> **Passage du document**:
Vous le savez, je suis dérangée. D’abord, je ne range jamais rien. Ensuite, je ne suis pas prête de me ranger. Enfin, j’adore être dérangée par des étrangers.   

Sauf pendant une lecture. Surtout quand il s’agit d’une nouvelle, qui se doit d’être lue en une fois. Surtout quand le style transporte, quand le vent léger invite au silence, et que la moindre interruption brise le rêve comme une corne de brume.   

La corne de brume était un trentenaire souriant qui cachait ses yeux sous des lunettes noires, qui ressemblait un peu à ça :

    

A peine le nom de Théophile Gautier qu’il citait déjà Baudelaire (vous lisez Baudelaire ?) qui lui rappelait une image dans un film de Takeshi Kitano que je ne connaissais pas, et allez savoir pourquoi il parlait de Bourdieu aussi, et de Proust, car Monsieur s’est enfermé chez lui plusieurs mois pour se taper La Recherche.   

Dieu sait que j’aime parler bouquins. Dieu sait que je déteste parler de ceux que je n’ai pas lus. Et lui citait, des titres, des auteurs, deux ou trois films, quand au bout d’un quart d’heure je lui fis remarquer qu’il conversait seul.   

Sous couvert de partage, il étalait ce qu’il aimait sans vérifier si je suivais son raisonnement. Je lui demandais, diplomate, s’il pouvait me citer un autre film de Takeshi Kitano, pour que je me sache de qui il s’agit, mais emporté par le flot de son propre discours il parlait déjà d’un essai socio-politique sorti récemment.

> **Consigne 1**:
Indiquez si chacune des affirmations suivantes concorde avec le passage ci-dessus, en répondant par oui ou par non et en citant exactement les mots décisifs du passage. (a) Une nouvelle doit être lue en une fois. (b) L’homme aux lunettes noires avait une quarantaine d’années. (c) L’homme s’est enfermé chez lui plusieurs semaines pour lire La Recherche.

> **Enregistrements**:

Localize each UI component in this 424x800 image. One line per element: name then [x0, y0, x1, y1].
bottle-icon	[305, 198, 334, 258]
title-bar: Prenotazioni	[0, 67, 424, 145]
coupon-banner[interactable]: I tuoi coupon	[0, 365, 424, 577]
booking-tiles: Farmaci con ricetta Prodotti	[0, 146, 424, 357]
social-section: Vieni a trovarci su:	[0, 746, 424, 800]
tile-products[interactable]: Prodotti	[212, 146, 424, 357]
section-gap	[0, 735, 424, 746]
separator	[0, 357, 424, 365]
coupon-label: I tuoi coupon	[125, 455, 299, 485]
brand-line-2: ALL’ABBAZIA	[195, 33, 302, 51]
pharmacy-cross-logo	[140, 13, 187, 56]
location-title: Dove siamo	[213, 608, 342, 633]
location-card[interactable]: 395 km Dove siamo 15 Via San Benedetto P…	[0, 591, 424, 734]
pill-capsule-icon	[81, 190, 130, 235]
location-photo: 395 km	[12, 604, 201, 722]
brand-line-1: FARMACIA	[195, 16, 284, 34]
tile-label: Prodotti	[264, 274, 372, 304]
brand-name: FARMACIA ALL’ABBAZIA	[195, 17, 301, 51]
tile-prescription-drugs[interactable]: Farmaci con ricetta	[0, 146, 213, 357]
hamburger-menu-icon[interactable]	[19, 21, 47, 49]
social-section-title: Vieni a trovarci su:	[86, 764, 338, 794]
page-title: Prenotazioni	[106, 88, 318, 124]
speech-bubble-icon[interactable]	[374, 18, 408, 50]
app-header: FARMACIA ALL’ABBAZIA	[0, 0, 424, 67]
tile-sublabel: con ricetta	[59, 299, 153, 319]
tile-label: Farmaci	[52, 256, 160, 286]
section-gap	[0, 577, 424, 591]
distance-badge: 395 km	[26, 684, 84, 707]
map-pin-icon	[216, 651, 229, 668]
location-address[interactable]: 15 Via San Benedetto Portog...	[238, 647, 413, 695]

> **Consigne 2**:
Citez sans aucune modification toutes les lignes des enregistrements ci-dessus.

> **Réponse 1**:
(a) Oui : « Surtout quand il s’agit d’une nouvelle, qui se doit d’être lue en une fois. »
(b) Non : « La corne de brume était un trentenaire souriant »
(c) Non : « car Monsieur s’est enfermé chez lui plusieurs mois pour se taper La Recherche. »

> **Réponse 2**:
Localize each UI component in this 424x800 image. One line per element: name then [x0, y0, x1, y1].
bottle-icon	[305, 198, 334, 258]
title-bar: Prenotazioni	[0, 67, 424, 145]
coupon-banner[interactable]: I tuoi coupon	[0, 365, 424, 577]
booking-tiles: Farmaci con ricetta Prodotti	[0, 146, 424, 357]
social-section: Vieni a trovarci su:	[0, 746, 424, 800]
tile-products[interactable]: Prodotti	[212, 146, 424, 357]
section-gap	[0, 735, 424, 746]
separator	[0, 357, 424, 365]
coupon-label: I tuoi coupon	[125, 455, 299, 485]
brand-line-2: ALL’ABBAZIA	[195, 33, 302, 51]
pharmacy-cross-logo	[140, 13, 187, 56]
location-title: Dove siamo	[213, 608, 342, 633]
location-card[interactable]: 395 km Dove siamo 15 Via San Benedetto P…	[0, 591, 424, 734]
pill-capsule-icon	[81, 190, 130, 235]
location-photo: 395 km	[12, 604, 201, 722]
brand-line-1: FARMACIA	[195, 16, 284, 34]
tile-label: Prodotti	[264, 274, 372, 304]
brand-name: FARMACIA ALL’ABBAZIA	[195, 17, 301, 51]
tile-prescription-drugs[interactable]: Farmaci con ricetta	[0, 146, 213, 357]
hamburger-menu-icon[interactable]	[19, 21, 47, 49]
social-section-title: Vieni a trovarci su:	[86, 764, 338, 794]
page-title: Prenotazioni	[106, 88, 318, 124]
speech-bubble-icon[interactable]	[374, 18, 408, 50]
app-header: FARMACIA ALL’ABBAZIA	[0, 0, 424, 67]
tile-sublabel: con ricetta	[59, 299, 153, 319]
tile-label: Farmaci	[52, 256, 160, 286]
section-gap	[0, 577, 424, 591]
distance-badge: 395 km	[26, 684, 84, 707]
map-pin-icon	[216, 651, 229, 668]
location-address[interactable]: 15 Via San Benedetto Portog...	[238, 647, 413, 695]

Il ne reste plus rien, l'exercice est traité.